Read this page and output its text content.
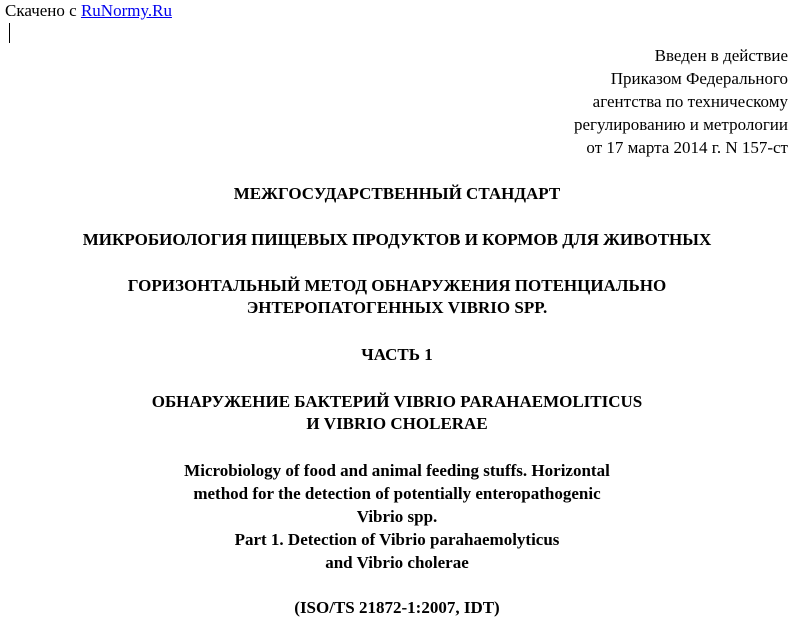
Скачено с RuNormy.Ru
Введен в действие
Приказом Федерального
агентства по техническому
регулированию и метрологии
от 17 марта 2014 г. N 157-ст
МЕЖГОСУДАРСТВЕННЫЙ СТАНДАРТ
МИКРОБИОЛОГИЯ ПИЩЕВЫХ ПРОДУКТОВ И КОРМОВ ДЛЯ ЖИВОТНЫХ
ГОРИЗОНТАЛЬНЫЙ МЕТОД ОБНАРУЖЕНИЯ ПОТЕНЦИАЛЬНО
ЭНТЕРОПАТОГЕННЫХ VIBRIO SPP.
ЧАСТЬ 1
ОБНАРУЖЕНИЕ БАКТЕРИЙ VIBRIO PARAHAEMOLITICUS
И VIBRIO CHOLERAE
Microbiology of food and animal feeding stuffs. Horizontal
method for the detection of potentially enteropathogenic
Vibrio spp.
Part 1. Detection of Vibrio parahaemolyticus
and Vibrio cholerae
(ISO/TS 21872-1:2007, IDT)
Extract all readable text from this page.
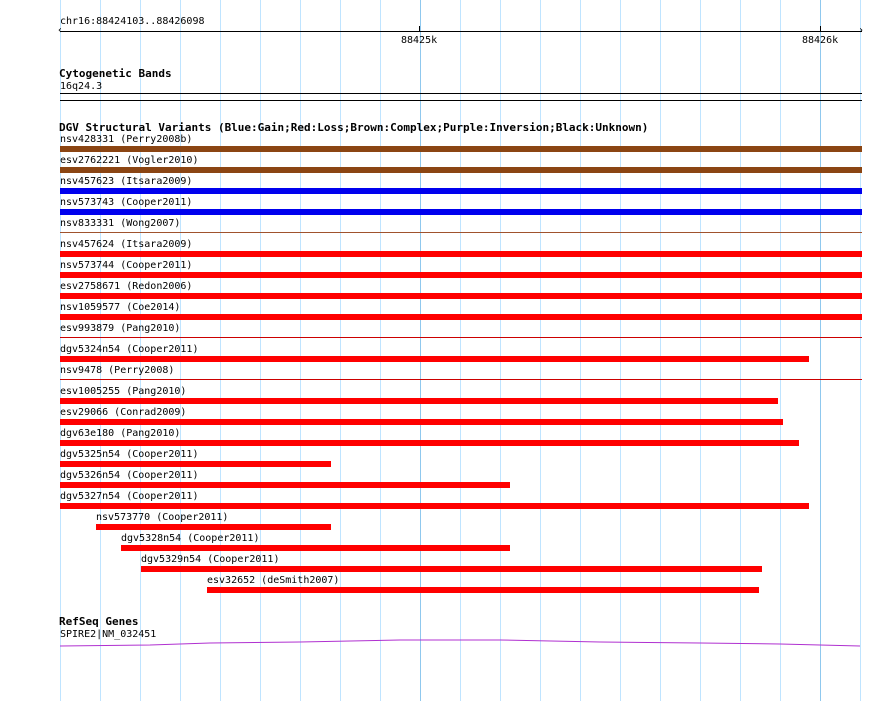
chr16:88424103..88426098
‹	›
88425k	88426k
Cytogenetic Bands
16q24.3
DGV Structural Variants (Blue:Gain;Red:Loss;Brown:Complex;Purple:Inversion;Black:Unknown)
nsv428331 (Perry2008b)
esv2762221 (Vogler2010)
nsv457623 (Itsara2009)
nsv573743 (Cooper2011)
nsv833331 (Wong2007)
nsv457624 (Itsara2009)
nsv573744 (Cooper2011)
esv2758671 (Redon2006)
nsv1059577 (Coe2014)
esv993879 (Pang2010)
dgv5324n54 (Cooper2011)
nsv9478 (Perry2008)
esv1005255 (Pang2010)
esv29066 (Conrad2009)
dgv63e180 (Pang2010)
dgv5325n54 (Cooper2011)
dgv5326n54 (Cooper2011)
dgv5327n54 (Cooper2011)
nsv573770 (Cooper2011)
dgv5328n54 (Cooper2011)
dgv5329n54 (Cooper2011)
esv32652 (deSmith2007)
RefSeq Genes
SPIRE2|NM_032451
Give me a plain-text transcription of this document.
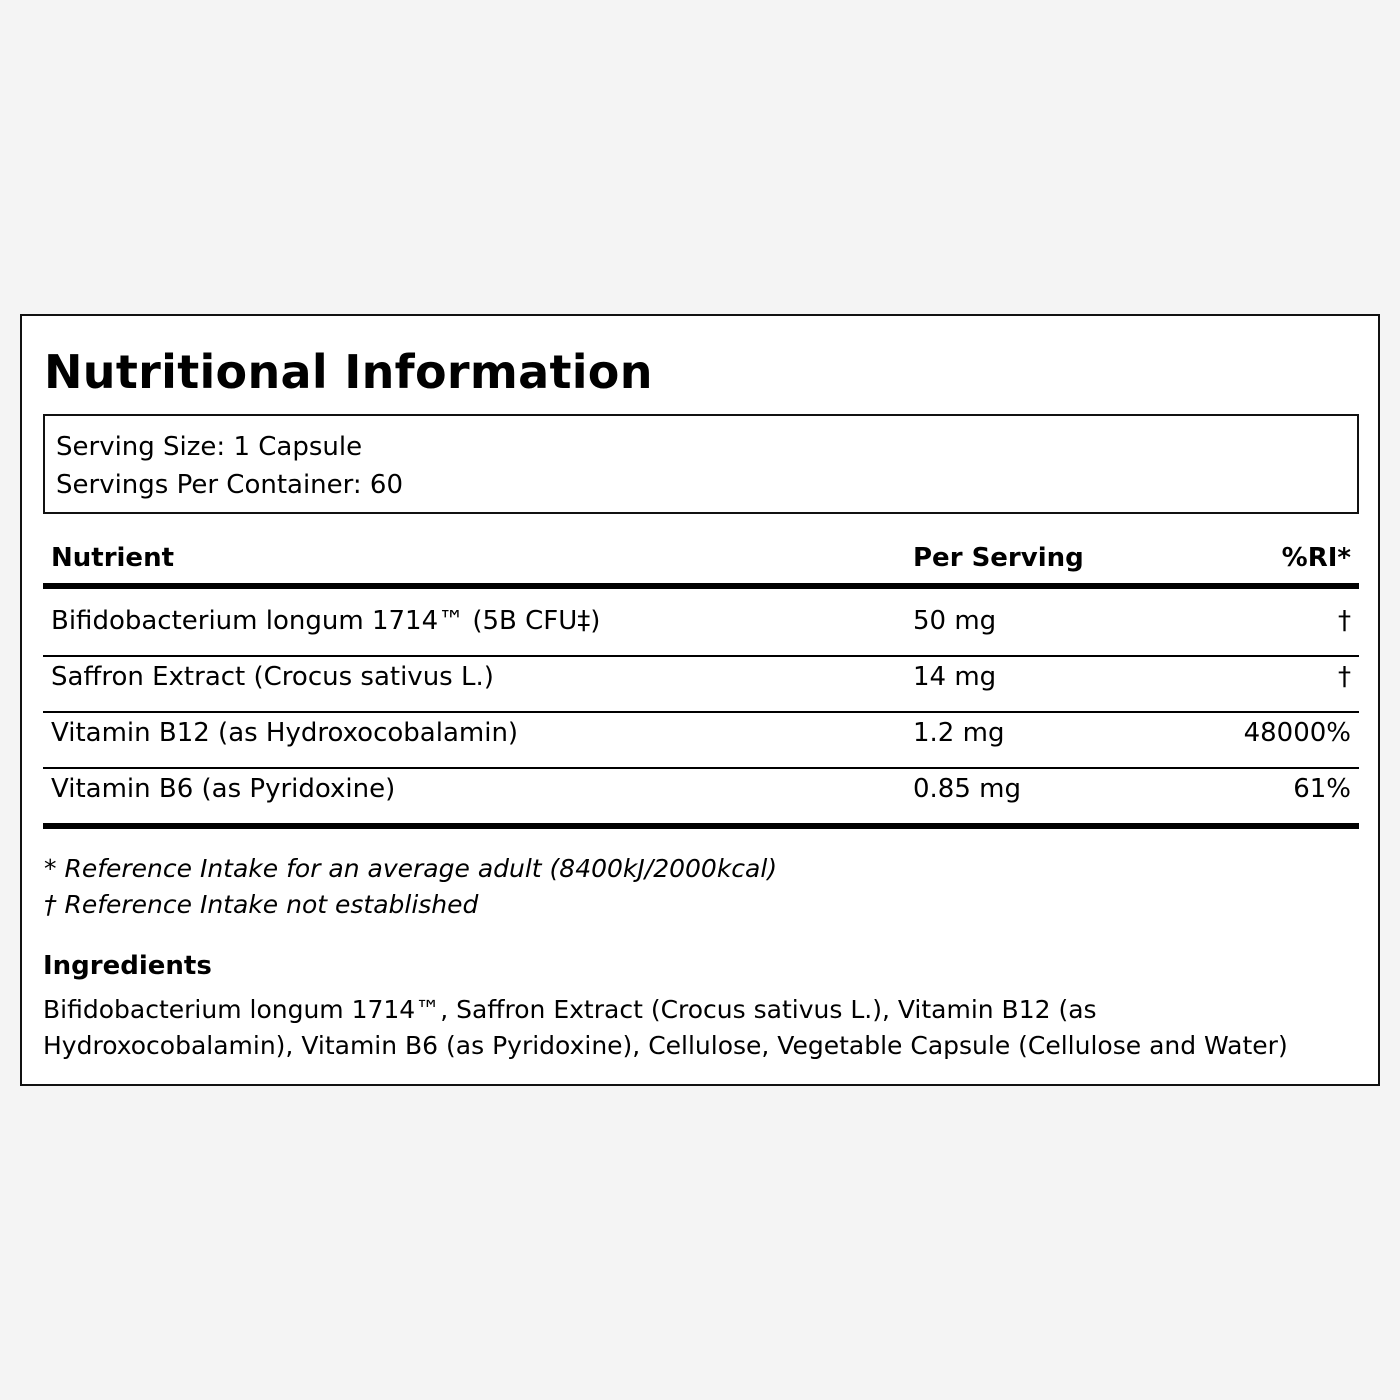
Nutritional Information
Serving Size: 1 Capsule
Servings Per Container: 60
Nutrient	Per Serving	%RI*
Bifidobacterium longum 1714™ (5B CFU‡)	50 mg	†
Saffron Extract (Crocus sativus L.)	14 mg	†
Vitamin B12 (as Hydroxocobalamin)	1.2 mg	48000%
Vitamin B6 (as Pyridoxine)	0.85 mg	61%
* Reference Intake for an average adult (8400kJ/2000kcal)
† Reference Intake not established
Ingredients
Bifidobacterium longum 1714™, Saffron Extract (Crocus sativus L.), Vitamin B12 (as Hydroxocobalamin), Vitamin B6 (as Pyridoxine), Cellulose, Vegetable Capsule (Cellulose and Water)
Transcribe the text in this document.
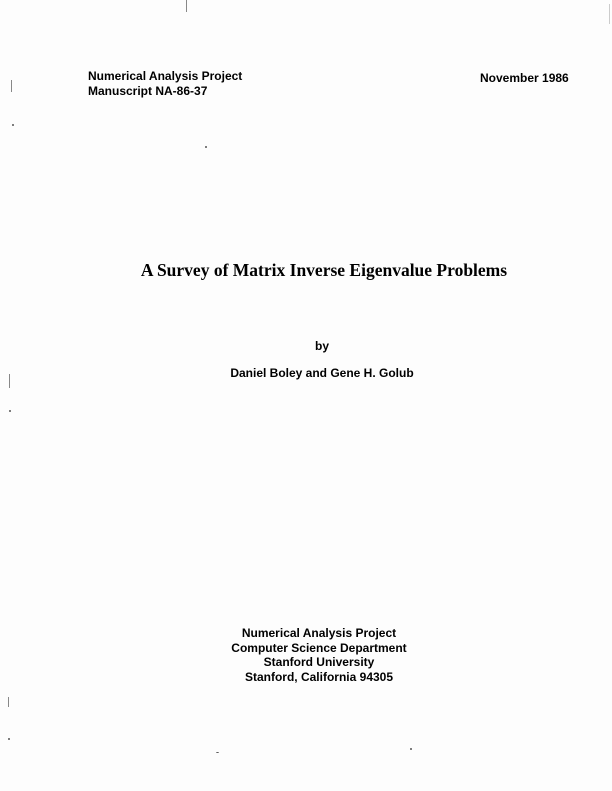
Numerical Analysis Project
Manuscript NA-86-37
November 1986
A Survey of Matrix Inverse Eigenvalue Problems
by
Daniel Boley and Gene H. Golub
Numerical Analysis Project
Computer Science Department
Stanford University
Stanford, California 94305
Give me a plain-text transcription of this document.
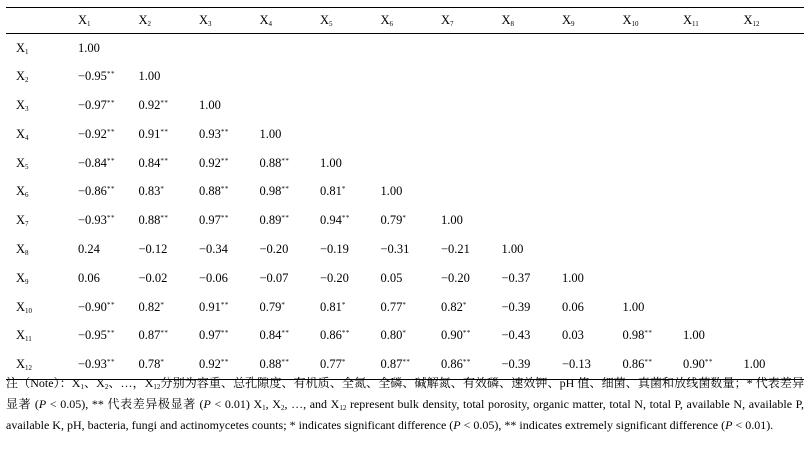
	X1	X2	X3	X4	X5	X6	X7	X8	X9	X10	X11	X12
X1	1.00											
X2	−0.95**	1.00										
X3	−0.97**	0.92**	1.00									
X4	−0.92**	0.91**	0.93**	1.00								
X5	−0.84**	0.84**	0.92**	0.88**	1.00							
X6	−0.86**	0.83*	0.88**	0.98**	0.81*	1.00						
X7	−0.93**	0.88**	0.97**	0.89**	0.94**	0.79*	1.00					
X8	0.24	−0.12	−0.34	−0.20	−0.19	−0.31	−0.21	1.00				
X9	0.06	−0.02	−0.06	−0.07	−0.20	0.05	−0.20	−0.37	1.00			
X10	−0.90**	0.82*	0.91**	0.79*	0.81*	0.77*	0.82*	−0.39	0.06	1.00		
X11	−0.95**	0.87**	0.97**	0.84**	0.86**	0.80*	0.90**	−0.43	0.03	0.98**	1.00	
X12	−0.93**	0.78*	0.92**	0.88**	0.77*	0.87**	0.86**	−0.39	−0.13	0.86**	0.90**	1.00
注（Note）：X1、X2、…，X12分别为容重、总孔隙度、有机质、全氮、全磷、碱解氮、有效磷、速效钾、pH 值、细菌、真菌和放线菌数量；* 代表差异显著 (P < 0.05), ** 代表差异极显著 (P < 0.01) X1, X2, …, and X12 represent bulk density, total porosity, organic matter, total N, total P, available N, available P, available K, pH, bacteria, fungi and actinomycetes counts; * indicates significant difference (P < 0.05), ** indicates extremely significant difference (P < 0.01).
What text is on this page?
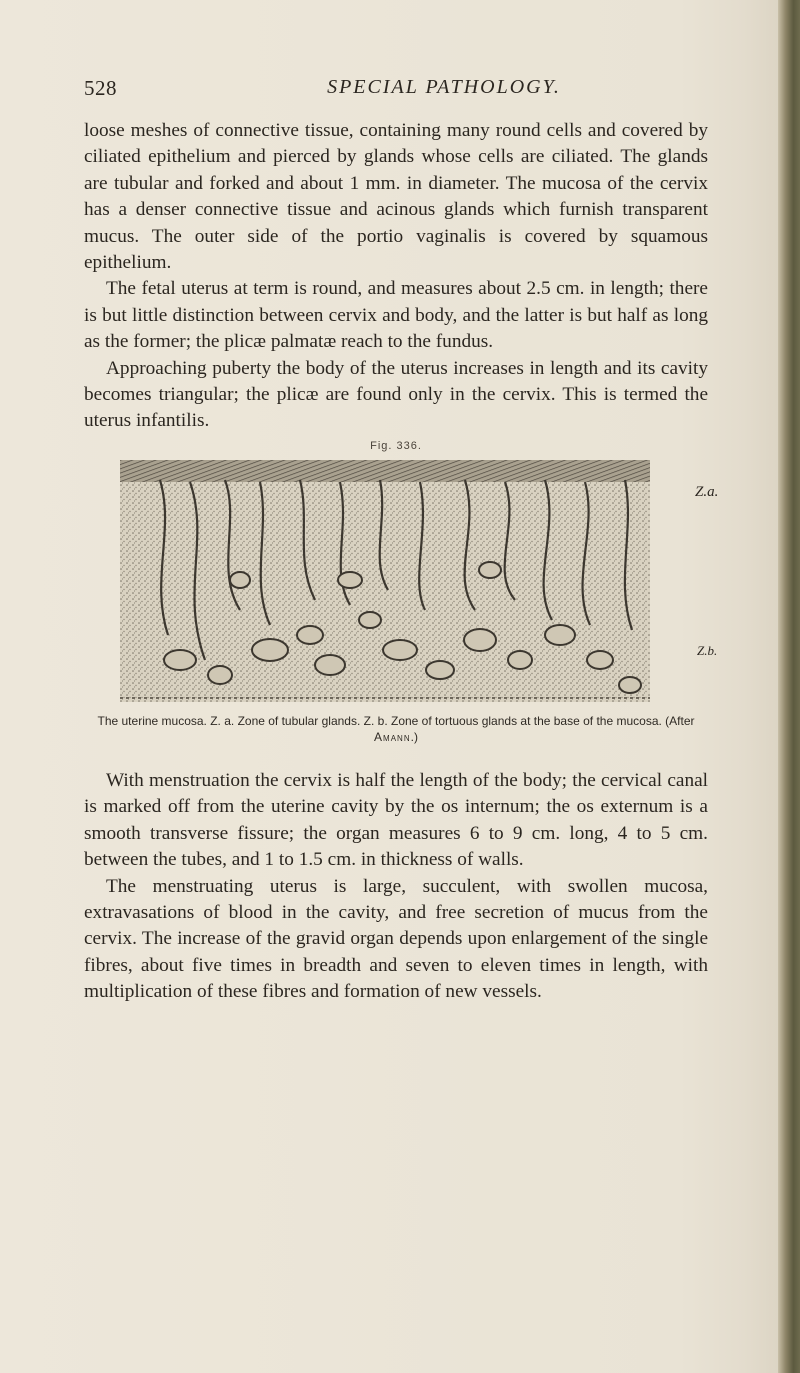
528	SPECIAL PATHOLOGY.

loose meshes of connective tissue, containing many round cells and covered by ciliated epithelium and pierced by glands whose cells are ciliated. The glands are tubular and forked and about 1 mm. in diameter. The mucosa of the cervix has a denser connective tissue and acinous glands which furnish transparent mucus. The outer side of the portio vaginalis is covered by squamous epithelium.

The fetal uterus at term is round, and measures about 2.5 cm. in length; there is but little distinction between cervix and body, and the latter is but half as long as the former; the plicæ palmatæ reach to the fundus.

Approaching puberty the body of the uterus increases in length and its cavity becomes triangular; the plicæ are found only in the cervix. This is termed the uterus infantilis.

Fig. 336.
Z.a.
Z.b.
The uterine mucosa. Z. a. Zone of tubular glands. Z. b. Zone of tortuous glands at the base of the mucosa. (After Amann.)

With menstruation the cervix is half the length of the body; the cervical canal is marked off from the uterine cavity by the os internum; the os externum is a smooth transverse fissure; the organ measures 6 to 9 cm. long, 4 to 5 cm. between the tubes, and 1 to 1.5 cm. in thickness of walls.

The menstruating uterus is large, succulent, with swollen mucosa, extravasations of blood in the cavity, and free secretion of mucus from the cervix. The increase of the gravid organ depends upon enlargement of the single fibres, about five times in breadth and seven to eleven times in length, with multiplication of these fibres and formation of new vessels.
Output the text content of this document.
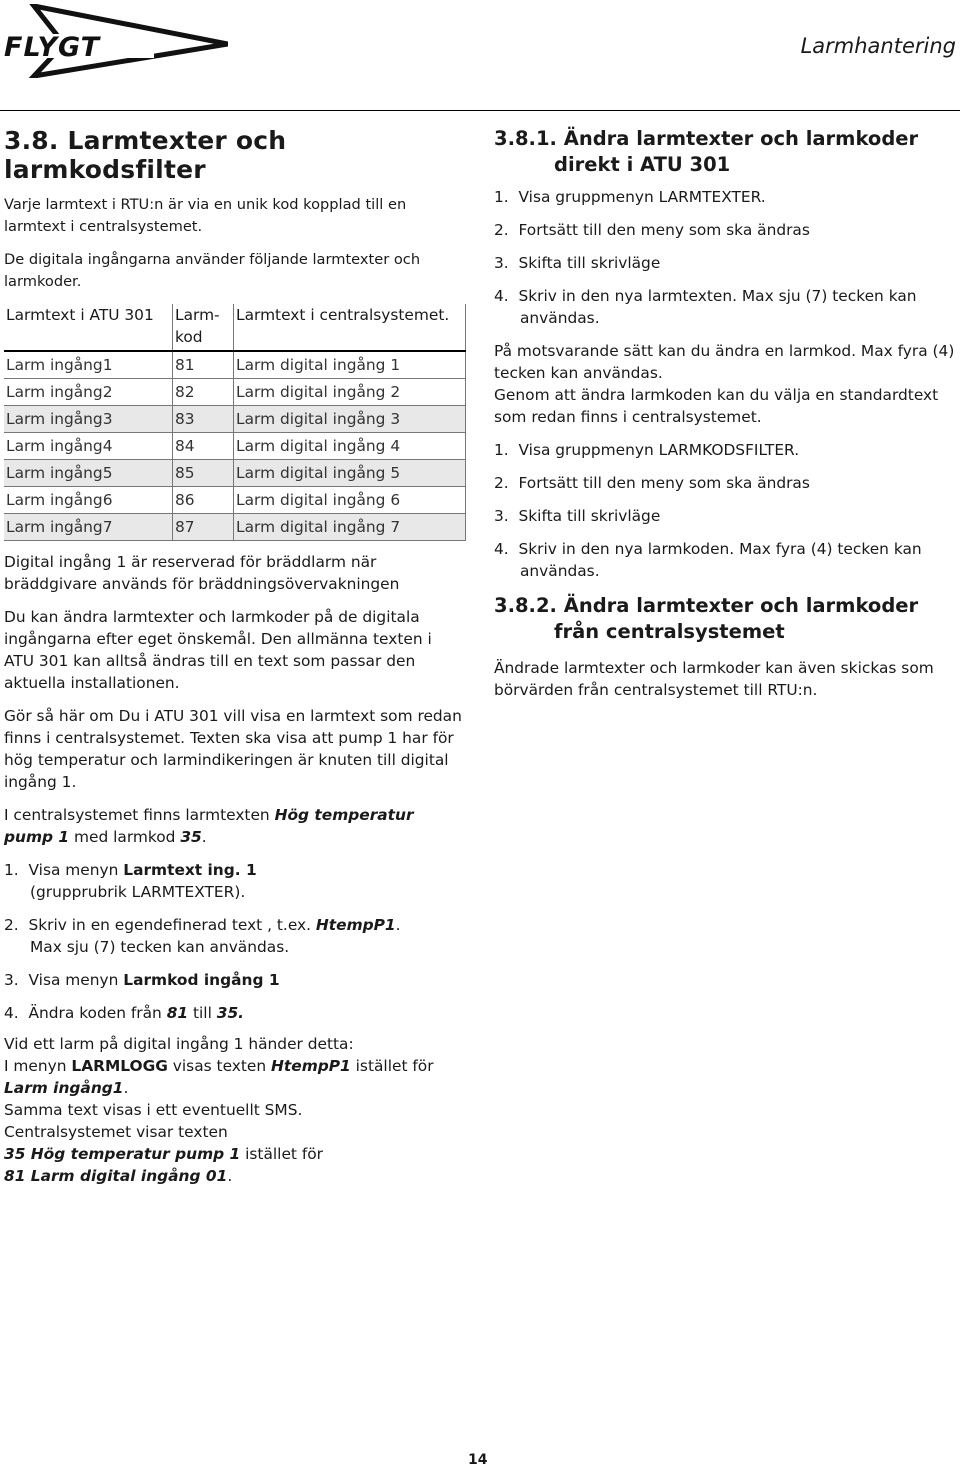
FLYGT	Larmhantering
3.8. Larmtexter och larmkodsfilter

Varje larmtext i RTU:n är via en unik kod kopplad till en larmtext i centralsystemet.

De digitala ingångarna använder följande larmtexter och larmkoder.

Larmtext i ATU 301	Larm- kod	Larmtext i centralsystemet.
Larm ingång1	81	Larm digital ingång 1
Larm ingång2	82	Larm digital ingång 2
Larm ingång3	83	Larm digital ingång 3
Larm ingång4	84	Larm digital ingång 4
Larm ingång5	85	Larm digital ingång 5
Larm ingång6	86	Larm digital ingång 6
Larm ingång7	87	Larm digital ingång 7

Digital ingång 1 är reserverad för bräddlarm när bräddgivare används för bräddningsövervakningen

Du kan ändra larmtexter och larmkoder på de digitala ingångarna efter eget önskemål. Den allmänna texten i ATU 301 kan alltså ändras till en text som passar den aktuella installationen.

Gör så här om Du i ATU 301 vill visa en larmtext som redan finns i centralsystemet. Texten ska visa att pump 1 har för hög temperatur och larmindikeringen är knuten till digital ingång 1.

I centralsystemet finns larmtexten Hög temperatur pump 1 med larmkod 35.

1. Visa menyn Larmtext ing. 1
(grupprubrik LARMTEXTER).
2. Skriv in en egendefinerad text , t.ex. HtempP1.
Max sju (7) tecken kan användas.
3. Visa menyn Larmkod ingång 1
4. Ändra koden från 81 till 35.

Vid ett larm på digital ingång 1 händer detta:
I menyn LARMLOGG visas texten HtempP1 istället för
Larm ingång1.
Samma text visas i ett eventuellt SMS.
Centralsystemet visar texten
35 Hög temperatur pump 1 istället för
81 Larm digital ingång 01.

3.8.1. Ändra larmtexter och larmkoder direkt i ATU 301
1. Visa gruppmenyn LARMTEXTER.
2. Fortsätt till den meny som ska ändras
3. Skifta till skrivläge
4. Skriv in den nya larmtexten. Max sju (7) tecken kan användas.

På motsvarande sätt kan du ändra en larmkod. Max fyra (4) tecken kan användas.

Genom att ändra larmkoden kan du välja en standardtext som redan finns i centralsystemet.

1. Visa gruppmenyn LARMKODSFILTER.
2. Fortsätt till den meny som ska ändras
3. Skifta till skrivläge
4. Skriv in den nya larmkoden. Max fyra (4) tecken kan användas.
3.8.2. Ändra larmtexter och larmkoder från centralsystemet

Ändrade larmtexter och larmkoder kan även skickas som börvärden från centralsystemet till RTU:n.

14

········

▸ Exercise instructions:
For the records above, state how many lines contain "half", and nothing more.

▸ Result of the task:
2